* START *

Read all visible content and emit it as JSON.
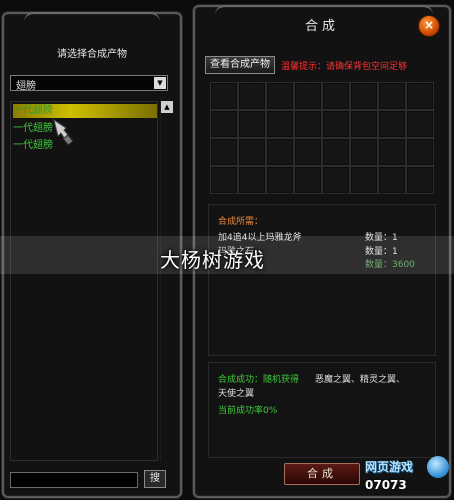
{
  "left": {
    "title": "请选择合成产物",
    "category": "翅膀",
    "items": [
      "一代翅膀",
      "一代翅膀",
      "一代翅膀"
    ],
    "search_button": "搜"
  },
  "right": {
    "title": "合成",
    "close_glyph": "×",
    "view_products_label": "查看合成产物",
    "tip_label": "温馨提示：",
    "tip_text": "请确保背包空间足够",
    "requirements_title": "合成所需：",
    "requirements": [
      {
        "name": "加4追4以上玛雅龙斧",
        "qty_label": "数量：1"
      },
      {
        "name": "玛雅之石",
        "qty_label": "数量：1"
      }
    ],
    "third_qty_label": "数量：3600",
    "success_label": "合成成功：随机获得",
    "success_items": "恶魔之翼、精灵之翼、",
    "success_items2": "天使之翼",
    "rate": "当前成功率0%",
    "craft_button": "合成"
  },
  "watermark": "大杨树游戏",
  "logo": {
    "line1": "网页游戏",
    "line2": "07073"
  }
}
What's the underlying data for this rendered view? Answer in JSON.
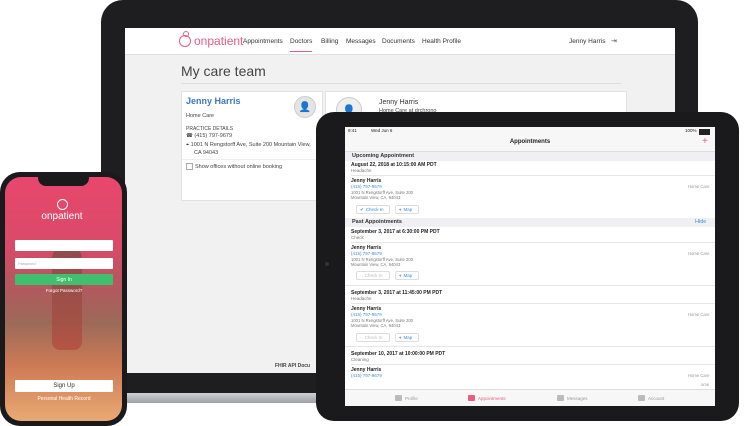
{
  "brand": {
    "name": "onpatient",
    "color": "#e95d83"
  },
  "laptop": {
    "nav": {
      "links": [
        "Appointments",
        "Doctors",
        "Billing",
        "Messages",
        "Documents",
        "Health Profile"
      ],
      "active": "Doctors",
      "user": "Jenny Harris"
    },
    "page_title": "My care team",
    "card1": {
      "name": "Jenny Harris",
      "type": "Home Care",
      "details_heading": "PRACTICE DETAILS",
      "phone": "(415) 797-9679",
      "address_line1": "1001 N Rengstorff Ave, Suite 200 Mountain View,",
      "address_line2": "CA 94043",
      "checkbox_label": "Show offices without online booking"
    },
    "card2": {
      "name": "Jenny Harris",
      "type": "Home Care at drchrono"
    },
    "footer_text": "FHIR API Docu"
  },
  "tablet": {
    "status_time": "9:41",
    "status_date": "Wed Jun 6",
    "status_battery": "100%",
    "title": "Appointments",
    "add_icon": "+",
    "upcoming_heading": "Upcoming Appointment",
    "past_heading": "Past Appointments",
    "hide_label": "Hide",
    "appointments": [
      {
        "date": "August 22, 2018 at 10:15:00 AM PDT",
        "reason": "Headache",
        "name": "Jenny Harris",
        "phone": "(415) 797-9679",
        "addr1": "1001 N Rengstorff Ave, Suite 200",
        "addr2": "Mountain View, CA, 94043",
        "type": "Home Care",
        "checkin": "Check In",
        "map": "Map"
      },
      {
        "date": "September 3, 2017 at 6:30:00 PM PDT",
        "reason": "Check",
        "name": "Jenny Harris",
        "phone": "(415) 797-9679",
        "addr1": "1001 N Rengstorff Ave, Suite 200",
        "addr2": "Mountain View, CA, 94043",
        "type": "Home Care",
        "checkin": "Check In",
        "map": "Map"
      },
      {
        "date": "September 3, 2017 at 11:45:00 PM PDT",
        "reason": "Headache",
        "name": "Jenny Harris",
        "phone": "(415) 797-9679",
        "addr1": "1001 N Rengstorff Ave, Suite 200",
        "addr2": "Mountain View, CA, 94043",
        "type": "Home Care",
        "checkin": "Check In",
        "map": "Map"
      },
      {
        "date": "September 10, 2017 at 10:00:00 PM PDT",
        "reason": "Cleaning",
        "name": "Jenny Harris",
        "phone": "(415) 797-9679",
        "type": "Home Care",
        "extra": "ome"
      }
    ],
    "tabs": [
      "Profile",
      "Appointments",
      "Messages",
      "Account"
    ],
    "active_tab": "Appointments"
  },
  "phone": {
    "brand": "onpatient",
    "password_placeholder": "Password",
    "signin": "Sign In",
    "forgot": "Forgot Password?",
    "signup": "Sign Up",
    "health_record": "Personal Health Record"
  }
}
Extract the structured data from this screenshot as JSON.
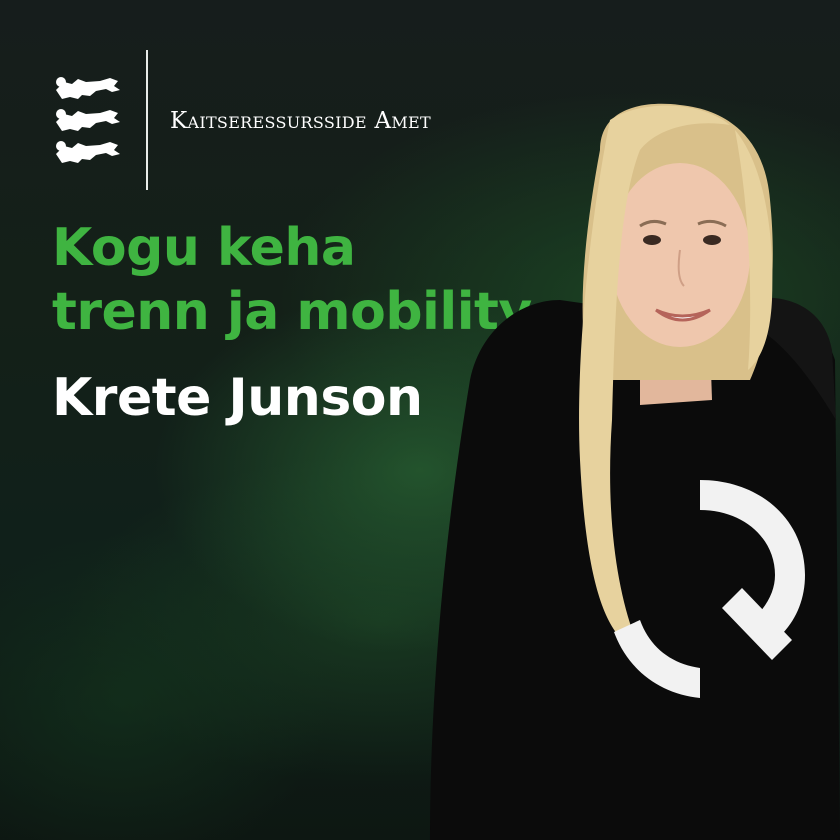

* END *

=== CHALLENGE ===
Gather each line in the data that holds the string "Health".

=== THE REPLY ===
        "Health Profile"
    "health_record": "Personal Health Record"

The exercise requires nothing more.